* The problem
Copy each line below in which the word "smoothed" occurs.

* Records to process
____

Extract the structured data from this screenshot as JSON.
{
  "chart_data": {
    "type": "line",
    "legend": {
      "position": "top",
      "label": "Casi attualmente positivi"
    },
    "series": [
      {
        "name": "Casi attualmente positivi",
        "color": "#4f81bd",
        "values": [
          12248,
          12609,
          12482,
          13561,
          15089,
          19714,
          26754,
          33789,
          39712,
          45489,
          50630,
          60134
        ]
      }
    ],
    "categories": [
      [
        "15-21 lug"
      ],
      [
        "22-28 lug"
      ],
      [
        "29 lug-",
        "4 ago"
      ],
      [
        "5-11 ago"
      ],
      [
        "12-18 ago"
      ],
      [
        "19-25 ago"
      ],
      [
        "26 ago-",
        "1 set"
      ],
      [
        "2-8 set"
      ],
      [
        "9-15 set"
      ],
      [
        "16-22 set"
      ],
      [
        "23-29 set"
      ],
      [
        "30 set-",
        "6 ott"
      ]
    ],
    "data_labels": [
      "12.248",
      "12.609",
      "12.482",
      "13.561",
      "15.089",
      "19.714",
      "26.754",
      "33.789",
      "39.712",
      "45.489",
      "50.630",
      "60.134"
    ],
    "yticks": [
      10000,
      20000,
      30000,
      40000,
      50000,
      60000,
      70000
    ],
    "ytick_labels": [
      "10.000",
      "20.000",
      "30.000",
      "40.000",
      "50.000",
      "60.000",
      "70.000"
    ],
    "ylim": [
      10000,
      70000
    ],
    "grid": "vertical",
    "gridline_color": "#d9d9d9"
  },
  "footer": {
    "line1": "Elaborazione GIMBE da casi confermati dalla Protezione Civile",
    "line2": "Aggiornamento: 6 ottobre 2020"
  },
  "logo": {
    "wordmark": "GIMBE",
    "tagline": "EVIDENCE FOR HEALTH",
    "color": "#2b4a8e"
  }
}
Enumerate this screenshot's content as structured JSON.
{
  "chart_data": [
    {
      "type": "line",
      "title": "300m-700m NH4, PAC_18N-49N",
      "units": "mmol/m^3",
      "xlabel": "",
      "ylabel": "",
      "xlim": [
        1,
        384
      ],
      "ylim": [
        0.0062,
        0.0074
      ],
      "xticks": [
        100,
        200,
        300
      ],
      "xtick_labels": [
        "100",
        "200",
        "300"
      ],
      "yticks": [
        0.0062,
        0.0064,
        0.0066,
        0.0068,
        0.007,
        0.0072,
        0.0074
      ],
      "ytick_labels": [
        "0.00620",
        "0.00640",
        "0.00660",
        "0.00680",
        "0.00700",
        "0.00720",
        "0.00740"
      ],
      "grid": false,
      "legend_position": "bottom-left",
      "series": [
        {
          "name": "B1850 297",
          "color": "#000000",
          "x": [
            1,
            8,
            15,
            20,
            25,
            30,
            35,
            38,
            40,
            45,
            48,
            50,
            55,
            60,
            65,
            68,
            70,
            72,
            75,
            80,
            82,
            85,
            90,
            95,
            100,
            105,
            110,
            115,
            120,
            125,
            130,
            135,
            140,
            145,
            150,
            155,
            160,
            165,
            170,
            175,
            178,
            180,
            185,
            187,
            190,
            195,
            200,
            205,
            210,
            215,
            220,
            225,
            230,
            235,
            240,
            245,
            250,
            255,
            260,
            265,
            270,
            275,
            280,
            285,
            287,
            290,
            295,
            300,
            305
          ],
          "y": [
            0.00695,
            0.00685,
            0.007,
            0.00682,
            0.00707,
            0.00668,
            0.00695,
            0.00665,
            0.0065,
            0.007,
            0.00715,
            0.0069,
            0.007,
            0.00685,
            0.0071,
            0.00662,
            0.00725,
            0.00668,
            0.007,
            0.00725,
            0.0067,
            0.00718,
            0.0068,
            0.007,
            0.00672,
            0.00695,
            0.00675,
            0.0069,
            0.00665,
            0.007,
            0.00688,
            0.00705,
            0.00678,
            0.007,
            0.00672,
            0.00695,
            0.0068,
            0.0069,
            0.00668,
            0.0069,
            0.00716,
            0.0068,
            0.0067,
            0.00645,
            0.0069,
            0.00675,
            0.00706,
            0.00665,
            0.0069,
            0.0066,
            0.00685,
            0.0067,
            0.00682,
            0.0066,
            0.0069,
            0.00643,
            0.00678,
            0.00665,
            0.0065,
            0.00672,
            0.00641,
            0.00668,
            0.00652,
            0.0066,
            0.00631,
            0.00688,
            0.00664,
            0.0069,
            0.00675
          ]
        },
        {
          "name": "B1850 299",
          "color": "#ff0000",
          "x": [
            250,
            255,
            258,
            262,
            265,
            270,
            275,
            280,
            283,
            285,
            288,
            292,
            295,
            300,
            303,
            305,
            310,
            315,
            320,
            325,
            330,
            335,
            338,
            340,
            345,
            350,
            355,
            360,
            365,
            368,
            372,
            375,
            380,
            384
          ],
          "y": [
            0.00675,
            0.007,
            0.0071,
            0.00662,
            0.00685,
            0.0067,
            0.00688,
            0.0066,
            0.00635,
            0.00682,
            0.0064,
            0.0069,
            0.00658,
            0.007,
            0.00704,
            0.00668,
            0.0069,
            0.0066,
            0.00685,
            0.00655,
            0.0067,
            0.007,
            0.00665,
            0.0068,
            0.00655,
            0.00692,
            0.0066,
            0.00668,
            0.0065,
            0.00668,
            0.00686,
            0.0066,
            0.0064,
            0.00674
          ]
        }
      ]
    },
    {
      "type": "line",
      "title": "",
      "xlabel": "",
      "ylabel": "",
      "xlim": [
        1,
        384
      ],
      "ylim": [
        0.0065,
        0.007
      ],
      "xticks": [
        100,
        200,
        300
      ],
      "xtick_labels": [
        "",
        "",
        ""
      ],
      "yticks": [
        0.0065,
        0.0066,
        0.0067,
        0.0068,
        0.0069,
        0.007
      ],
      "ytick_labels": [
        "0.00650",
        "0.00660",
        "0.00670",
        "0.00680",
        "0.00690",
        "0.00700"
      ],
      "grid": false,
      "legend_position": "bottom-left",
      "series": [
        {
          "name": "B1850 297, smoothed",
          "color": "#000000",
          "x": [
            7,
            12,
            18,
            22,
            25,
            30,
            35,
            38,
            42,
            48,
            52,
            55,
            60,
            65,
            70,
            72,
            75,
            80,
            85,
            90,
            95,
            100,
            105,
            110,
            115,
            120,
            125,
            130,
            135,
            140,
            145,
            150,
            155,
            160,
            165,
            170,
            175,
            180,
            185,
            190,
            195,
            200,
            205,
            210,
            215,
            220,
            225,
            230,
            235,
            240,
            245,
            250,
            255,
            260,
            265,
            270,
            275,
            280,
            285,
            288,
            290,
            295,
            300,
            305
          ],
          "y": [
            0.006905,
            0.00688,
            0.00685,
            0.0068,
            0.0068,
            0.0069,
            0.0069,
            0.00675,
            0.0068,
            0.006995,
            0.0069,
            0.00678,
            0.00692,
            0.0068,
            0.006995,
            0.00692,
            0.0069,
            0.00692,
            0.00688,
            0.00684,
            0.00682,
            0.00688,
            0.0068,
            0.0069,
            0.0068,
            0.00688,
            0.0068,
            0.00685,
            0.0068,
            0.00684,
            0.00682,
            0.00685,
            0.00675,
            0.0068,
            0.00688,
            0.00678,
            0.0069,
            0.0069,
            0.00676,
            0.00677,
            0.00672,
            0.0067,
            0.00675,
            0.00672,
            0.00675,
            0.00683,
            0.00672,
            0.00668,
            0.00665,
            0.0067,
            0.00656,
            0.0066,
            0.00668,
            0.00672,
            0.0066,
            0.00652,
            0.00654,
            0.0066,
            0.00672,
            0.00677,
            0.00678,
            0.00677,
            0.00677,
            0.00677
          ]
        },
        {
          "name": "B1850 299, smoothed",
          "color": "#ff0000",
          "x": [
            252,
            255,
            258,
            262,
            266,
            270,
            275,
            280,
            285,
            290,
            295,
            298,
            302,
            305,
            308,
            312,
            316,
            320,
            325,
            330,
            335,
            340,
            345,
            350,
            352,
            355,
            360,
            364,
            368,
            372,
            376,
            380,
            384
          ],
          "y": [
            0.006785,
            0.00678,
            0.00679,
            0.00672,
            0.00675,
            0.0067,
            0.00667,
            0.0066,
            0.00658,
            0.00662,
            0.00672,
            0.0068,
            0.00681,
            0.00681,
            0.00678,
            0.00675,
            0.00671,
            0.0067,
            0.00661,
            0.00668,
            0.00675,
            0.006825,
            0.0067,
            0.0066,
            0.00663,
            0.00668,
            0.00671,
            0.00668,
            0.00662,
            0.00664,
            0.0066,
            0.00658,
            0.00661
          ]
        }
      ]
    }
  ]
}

____

* Response
          "name": "B1850 297, smoothed",
          "name": "B1850 299, smoothed",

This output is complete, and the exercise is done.